Passage shown.
Does RIOT contain a CSPRNG subsysem?


I’m a security researcher trying to find if RIOT contains a cryptographically secure pseudorandom number generator (CSPRNG) subsystem. Other IoT operating systems use mbed TLS’s mbedtls_ctr_drbg_random for this, which operates similarly to Linux’s /dev/urandom, for example.

I didn’t see anything to this effect when browsing the RIOT code, but it’s large and might have missed something. Thanks!

Your tasks.
- A) List every operating system, library, function, and file path that the forum post about RIOT mentions by name.
- B) Carry on the forum post about RIOT, picking up right after its final sentence.

(Page layout parsing data)
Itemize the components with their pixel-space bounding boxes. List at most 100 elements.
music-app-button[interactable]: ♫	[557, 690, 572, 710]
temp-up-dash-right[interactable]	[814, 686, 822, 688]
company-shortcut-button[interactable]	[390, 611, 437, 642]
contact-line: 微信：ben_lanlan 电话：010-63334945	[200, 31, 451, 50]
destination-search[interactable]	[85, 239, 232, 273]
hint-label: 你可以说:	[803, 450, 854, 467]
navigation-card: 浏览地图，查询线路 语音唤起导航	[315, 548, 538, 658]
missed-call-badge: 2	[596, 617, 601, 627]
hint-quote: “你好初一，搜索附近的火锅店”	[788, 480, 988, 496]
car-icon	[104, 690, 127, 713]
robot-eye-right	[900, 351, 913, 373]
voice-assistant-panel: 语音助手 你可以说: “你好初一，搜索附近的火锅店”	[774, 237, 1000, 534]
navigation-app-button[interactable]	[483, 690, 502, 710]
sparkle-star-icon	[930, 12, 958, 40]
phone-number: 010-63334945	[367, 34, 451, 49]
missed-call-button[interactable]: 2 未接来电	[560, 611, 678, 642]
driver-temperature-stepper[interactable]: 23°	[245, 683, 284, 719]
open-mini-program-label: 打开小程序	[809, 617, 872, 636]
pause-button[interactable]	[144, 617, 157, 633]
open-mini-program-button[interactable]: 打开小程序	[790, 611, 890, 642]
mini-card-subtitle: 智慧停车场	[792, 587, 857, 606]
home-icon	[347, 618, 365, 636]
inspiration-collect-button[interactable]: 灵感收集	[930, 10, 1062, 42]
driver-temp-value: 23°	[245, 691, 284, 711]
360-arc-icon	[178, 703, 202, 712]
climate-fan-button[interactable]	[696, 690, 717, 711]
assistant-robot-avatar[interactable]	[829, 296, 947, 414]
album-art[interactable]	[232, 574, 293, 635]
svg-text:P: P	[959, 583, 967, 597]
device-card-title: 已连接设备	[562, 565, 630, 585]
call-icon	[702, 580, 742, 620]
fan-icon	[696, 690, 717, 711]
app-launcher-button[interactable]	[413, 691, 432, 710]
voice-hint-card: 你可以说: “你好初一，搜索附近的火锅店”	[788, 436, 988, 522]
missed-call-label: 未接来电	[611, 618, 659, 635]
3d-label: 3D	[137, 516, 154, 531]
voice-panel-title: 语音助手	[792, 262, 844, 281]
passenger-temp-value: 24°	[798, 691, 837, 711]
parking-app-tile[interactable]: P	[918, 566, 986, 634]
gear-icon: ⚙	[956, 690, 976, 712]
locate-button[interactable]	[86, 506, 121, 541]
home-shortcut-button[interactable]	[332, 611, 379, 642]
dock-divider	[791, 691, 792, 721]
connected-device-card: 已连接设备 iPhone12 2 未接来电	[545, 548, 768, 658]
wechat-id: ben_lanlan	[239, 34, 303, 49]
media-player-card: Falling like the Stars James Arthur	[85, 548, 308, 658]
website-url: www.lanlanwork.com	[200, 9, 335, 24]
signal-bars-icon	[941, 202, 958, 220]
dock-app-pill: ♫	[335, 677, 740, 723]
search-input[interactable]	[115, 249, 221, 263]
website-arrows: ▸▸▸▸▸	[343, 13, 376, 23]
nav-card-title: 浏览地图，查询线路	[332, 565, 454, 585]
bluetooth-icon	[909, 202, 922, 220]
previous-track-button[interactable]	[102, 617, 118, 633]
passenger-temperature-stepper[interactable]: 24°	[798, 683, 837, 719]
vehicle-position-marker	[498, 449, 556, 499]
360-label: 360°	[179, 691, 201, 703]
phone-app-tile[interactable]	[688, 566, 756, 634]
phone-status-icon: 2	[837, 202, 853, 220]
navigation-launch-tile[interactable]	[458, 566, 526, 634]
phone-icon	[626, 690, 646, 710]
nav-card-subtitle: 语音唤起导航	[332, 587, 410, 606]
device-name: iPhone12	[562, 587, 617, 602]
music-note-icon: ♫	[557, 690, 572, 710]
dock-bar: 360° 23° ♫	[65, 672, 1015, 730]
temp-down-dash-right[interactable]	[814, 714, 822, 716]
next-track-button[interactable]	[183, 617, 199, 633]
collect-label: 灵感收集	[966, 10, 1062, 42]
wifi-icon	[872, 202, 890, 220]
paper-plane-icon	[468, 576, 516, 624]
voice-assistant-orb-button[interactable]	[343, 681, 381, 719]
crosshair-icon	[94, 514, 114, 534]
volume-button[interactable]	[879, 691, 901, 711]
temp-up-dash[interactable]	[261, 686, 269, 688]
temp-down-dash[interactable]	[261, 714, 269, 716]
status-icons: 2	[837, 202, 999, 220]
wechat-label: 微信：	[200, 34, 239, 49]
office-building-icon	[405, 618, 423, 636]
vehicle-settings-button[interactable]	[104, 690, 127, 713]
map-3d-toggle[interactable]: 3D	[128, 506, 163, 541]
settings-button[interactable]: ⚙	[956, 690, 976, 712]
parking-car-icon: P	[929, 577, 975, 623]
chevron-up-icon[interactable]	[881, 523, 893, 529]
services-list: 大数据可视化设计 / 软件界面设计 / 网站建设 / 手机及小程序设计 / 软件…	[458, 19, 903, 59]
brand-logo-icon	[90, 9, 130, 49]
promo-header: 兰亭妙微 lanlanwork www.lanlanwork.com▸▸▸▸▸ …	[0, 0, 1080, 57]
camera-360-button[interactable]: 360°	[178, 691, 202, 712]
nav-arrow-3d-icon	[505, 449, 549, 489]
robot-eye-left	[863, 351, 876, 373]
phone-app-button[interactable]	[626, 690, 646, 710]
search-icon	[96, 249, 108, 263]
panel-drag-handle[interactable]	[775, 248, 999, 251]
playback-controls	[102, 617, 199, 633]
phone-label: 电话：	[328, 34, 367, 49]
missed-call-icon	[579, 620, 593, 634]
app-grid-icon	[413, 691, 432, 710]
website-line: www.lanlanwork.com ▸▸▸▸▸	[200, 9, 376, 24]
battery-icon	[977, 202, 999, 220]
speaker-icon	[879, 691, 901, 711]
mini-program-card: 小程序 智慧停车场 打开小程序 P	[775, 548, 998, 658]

Answers to each task.
- A) RIOT, mbed TLS, mbedtls_ctr_drbg_random, Linux, /dev/urandom

- B)
Hi @altf4, short answer is no, but it is under development. That does not mean that RIOT excludes CSPRNGs. There are many crypto-secure generators available: SHAxPRNG, Fortuna, NIST DRBGs from varying crypto-libraries that we support (e.g, relic, tinycrypt, wolfcrypt) and of course hardware based CSPRNGs (e.g. ATECC608 secure element). For seed generation, we took some actions already:

This paper gives a clear picture about our random implementation plans. Furthermore, this video presents our concept of a unified integration of crypto- hardware and software, which is ongoing.

Does that help already?

Perfect! I’m putting together a kind of “feature matrix” when it comes to this in IoT OS’s. So I’ll be sure to check back in when it’s finished. Thanks a lot!